> [Stated problem]:
The data must be written out once more, precisely as given.

> [Extracted information]:
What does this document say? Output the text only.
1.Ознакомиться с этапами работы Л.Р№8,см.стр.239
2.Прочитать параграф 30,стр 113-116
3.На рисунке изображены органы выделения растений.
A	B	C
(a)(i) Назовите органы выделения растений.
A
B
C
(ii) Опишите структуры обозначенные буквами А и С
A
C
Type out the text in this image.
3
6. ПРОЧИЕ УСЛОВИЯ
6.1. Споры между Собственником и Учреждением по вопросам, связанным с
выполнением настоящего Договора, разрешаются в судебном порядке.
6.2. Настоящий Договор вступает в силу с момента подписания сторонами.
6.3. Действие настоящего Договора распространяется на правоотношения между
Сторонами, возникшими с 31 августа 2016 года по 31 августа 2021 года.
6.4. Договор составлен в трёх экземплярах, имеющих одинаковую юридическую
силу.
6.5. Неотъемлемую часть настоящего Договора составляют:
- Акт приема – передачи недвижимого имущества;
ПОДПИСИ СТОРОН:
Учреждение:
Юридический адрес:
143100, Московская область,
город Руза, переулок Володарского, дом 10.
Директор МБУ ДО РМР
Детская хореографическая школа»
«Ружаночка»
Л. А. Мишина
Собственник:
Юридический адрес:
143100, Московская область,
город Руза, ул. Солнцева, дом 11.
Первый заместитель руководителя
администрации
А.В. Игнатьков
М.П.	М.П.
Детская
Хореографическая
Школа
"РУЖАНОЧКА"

> [Finished answer]:
What does this document say? Output the text only.
1.Ознакомиться с этапами работы Л.Р№8,см.стр.239
2.Прочитать параграф 30,стр 113-116
3.На рисунке изображены органы выделения растений.
A	B	C
(a)(i) Назовите органы выделения растений.
A
B
C
(ii) Опишите структуры обозначенные буквами А и С
A
C
Type out the text in this image.
3
6. ПРОЧИЕ УСЛОВИЯ
6.1. Споры между Собственником и Учреждением по вопросам, связанным с
выполнением настоящего Договора, разрешаются в судебном порядке.
6.2. Настоящий Договор вступает в силу с момента подписания сторонами.
6.3. Действие настоящего Договора распространяется на правоотношения между
Сторонами, возникшими с 31 августа 2016 года по 31 августа 2021 года.
6.4. Договор составлен в трёх экземплярах, имеющих одинаковую юридическую
силу.
6.5. Неотъемлемую часть настоящего Договора составляют:
- Акт приема – передачи недвижимого имущества;
ПОДПИСИ СТОРОН:
Учреждение:
Юридический адрес:
143100, Московская область,
город Руза, переулок Володарского, дом 10.
Директор МБУ ДО РМР
Детская хореографическая школа»
«Ружаночка»
Л. А. Мишина
Собственник:
Юридический адрес:
143100, Московская область,
город Руза, ул. Солнцева, дом 11.
Первый заместитель руководителя
администрации
А.В. Игнатьков
М.П.	М.П.
Детская
Хореографическая
Школа
"РУЖАНОЧКА"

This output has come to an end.